-- PROVIDED RECORDS start --

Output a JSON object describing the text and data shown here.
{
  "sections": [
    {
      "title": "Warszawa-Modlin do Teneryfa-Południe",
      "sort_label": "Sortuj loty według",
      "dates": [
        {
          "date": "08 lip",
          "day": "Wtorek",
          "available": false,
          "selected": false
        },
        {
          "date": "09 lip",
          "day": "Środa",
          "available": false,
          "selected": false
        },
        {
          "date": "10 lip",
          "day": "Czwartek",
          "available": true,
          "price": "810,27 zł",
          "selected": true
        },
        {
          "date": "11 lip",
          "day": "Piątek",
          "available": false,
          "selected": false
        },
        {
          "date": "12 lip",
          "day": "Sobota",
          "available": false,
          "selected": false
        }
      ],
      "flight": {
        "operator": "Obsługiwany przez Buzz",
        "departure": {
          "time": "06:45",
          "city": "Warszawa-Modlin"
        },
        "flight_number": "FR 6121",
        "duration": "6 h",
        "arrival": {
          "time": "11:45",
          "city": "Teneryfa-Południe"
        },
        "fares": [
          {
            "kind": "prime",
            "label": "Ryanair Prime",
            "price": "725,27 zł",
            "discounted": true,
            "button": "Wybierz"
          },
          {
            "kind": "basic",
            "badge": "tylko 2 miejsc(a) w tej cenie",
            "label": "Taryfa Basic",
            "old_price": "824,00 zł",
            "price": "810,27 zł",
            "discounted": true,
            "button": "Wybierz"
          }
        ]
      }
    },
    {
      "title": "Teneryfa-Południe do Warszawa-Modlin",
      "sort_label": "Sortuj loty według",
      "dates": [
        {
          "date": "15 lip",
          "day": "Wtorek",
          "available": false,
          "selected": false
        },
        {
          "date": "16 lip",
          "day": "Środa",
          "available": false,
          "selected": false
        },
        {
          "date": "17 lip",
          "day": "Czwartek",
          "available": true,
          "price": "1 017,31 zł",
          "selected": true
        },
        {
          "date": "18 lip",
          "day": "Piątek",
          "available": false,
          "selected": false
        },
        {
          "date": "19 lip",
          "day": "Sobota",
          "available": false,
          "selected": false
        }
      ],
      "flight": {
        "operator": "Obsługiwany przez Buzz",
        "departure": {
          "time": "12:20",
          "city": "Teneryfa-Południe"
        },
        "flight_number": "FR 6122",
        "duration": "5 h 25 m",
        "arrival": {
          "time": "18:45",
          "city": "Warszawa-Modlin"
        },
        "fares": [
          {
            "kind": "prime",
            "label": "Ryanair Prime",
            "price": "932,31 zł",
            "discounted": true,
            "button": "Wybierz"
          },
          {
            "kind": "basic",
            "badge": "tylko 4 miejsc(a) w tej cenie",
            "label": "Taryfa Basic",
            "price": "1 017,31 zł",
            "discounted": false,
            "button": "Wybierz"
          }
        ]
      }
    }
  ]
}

-- PROVIDED RECORDS end --

THE REQUEST: Reproduce all the records precisely.

THE REPLY:
Output a JSON object describing the text and data shown here.
{
  "sections": [
    {
      "title": "Warszawa-Modlin do Teneryfa-Południe",
      "sort_label": "Sortuj loty według",
      "dates": [
        {
          "date": "08 lip",
          "day": "Wtorek",
          "available": false,
          "selected": false
        },
        {
          "date": "09 lip",
          "day": "Środa",
          "available": false,
          "selected": false
        },
        {
          "date": "10 lip",
          "day": "Czwartek",
          "available": true,
          "price": "810,27 zł",
          "selected": true
        },
        {
          "date": "11 lip",
          "day": "Piątek",
          "available": false,
          "selected": false
        },
        {
          "date": "12 lip",
          "day": "Sobota",
          "available": false,
          "selected": false
        }
      ],
      "flight": {
        "operator": "Obsługiwany przez Buzz",
        "departure": {
          "time": "06:45",
          "city": "Warszawa-Modlin"
        },
        "flight_number": "FR 6121",
        "duration": "6 h",
        "arrival": {
          "time": "11:45",
          "city": "Teneryfa-Południe"
        },
        "fares": [
          {
            "kind": "prime",
            "label": "Ryanair Prime",
            "price": "725,27 zł",
            "discounted": true,
            "button": "Wybierz"
          },
          {
            "kind": "basic",
            "badge": "tylko 2 miejsc(a) w tej cenie",
            "label": "Taryfa Basic",
            "old_price": "824,00 zł",
            "price": "810,27 zł",
            "discounted": true,
            "button": "Wybierz"
          }
        ]
      }
    },
    {
      "title": "Teneryfa-Południe do Warszawa-Modlin",
      "sort_label": "Sortuj loty według",
      "dates": [
        {
          "date": "15 lip",
          "day": "Wtorek",
          "available": false,
          "selected": false
        },
        {
          "date": "16 lip",
          "day": "Środa",
          "available": false,
          "selected": false
        },
        {
          "date": "17 lip",
          "day": "Czwartek",
          "available": true,
          "price": "1 017,31 zł",
          "selected": true
        },
        {
          "date": "18 lip",
          "day": "Piątek",
          "available": false,
          "selected": false
        },
        {
          "date": "19 lip",
          "day": "Sobota",
          "available": false,
          "selected": false
        }
      ],
      "flight": {
        "operator": "Obsługiwany przez Buzz",
        "departure": {
          "time": "12:20",
          "city": "Teneryfa-Południe"
        },
        "flight_number": "FR 6122",
        "duration": "5 h 25 m",
        "arrival": {
          "time": "18:45",
          "city": "Warszawa-Modlin"
        },
        "fares": [
          {
            "kind": "prime",
            "label": "Ryanair Prime",
            "price": "932,31 zł",
            "discounted": true,
            "button": "Wybierz"
          },
          {
            "kind": "basic",
            "badge": "tylko 4 miejsc(a) w tej cenie",
            "label": "Taryfa Basic",
            "price": "1 017,31 zł",
            "discounted": false,
            "button": "Wybierz"
          }
        ]
      }
    }
  ]
}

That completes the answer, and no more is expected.